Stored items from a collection
==========

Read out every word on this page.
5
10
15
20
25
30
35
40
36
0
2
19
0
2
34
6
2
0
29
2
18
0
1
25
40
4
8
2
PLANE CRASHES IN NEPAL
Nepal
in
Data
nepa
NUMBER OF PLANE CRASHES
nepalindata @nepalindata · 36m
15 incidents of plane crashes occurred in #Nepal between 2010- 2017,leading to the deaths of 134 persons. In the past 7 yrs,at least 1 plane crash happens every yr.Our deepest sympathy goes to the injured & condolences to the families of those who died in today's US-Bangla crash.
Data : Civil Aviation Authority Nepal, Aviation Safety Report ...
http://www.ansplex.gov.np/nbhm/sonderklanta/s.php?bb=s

==========

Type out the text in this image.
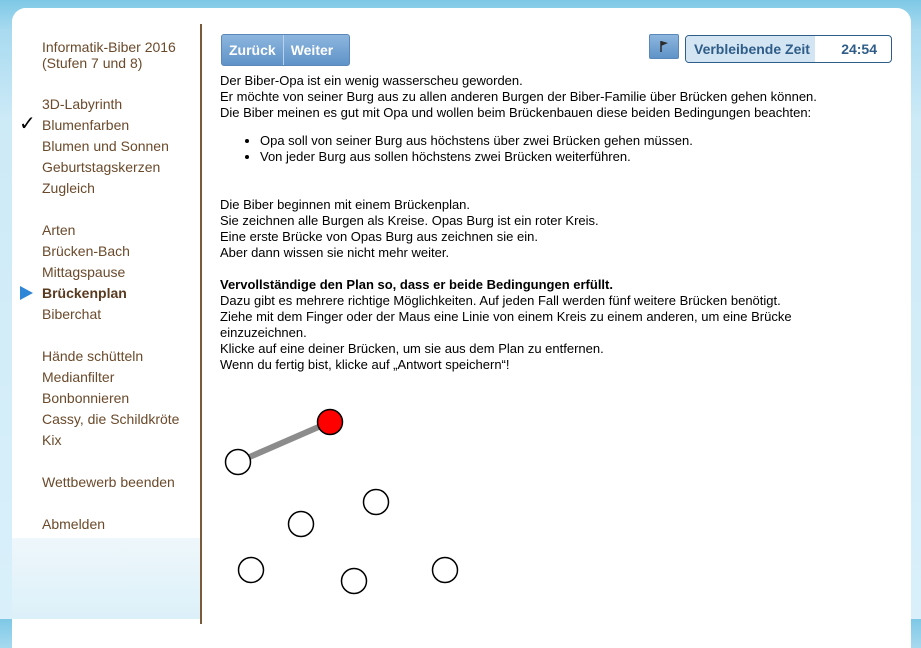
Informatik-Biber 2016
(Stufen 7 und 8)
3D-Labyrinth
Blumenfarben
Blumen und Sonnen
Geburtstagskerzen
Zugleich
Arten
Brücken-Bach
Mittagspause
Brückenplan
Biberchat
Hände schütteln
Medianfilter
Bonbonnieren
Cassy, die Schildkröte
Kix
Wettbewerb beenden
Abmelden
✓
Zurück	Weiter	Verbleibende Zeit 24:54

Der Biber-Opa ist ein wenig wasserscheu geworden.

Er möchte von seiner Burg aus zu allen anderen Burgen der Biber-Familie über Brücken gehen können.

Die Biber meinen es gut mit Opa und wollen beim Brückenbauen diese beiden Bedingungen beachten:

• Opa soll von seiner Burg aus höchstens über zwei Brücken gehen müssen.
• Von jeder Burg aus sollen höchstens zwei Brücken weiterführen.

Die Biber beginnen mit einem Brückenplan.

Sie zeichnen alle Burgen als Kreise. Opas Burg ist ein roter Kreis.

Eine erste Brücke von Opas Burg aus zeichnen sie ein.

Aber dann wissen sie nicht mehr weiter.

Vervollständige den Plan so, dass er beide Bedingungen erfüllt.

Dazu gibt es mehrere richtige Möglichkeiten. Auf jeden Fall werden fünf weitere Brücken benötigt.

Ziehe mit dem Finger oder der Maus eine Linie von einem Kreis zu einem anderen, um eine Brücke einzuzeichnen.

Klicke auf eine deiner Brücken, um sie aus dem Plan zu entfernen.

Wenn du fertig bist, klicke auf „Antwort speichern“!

==========

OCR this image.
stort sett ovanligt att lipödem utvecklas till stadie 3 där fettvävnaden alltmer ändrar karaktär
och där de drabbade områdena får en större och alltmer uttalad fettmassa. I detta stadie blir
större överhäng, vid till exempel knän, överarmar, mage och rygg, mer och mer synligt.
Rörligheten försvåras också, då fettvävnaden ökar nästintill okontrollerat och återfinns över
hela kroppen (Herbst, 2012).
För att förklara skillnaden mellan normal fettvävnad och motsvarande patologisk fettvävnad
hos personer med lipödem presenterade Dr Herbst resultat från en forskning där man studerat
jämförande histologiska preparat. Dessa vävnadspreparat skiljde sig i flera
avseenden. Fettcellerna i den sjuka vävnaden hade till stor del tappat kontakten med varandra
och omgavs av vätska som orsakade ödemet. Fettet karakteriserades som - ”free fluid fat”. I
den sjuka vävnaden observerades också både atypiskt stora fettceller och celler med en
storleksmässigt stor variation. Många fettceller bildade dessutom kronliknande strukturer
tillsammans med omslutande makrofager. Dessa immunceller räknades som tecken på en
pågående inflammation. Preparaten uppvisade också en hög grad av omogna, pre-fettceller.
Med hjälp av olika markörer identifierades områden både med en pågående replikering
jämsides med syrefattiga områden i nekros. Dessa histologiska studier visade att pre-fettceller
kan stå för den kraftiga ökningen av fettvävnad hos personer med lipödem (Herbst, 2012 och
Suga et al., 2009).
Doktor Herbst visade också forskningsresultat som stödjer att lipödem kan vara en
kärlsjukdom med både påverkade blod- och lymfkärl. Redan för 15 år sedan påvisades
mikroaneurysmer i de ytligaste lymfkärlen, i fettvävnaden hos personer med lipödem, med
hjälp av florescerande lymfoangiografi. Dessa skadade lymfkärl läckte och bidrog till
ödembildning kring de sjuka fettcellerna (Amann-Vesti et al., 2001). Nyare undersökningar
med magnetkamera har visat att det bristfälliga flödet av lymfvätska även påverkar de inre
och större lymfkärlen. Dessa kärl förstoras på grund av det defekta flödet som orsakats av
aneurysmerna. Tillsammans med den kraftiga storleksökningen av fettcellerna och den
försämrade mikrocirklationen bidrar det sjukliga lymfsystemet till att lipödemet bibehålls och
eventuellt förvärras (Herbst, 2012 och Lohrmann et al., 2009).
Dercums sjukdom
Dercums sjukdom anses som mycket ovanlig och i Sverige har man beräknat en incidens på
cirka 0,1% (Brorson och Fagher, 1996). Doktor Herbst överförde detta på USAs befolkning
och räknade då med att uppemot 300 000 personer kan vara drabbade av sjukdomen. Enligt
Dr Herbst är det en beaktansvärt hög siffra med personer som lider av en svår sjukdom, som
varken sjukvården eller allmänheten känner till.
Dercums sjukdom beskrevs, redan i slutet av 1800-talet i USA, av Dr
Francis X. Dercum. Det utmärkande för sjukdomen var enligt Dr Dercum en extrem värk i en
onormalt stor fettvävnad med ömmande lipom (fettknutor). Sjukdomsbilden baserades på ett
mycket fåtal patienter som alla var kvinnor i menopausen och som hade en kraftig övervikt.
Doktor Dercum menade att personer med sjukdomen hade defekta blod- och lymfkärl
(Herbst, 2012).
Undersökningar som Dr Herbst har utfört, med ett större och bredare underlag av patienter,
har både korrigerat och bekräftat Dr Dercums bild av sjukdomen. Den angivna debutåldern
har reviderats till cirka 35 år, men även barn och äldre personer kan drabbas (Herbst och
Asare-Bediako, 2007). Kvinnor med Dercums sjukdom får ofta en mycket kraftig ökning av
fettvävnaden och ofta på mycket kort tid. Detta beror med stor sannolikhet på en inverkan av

==========

- [Given request] Which lines hold the word "every"? Copy all of them.

- [Exercise result]
Read out every word on this page.
15 incidents of plane crashes occurred in #Nepal between 2010- 2017,leading to the deaths of 134 persons. In the past 7 yrs,at least 1 plane crash happens every yr.Our deepest sympathy goes to the injured & condolences to the families of those who died in today's US-Bangla crash.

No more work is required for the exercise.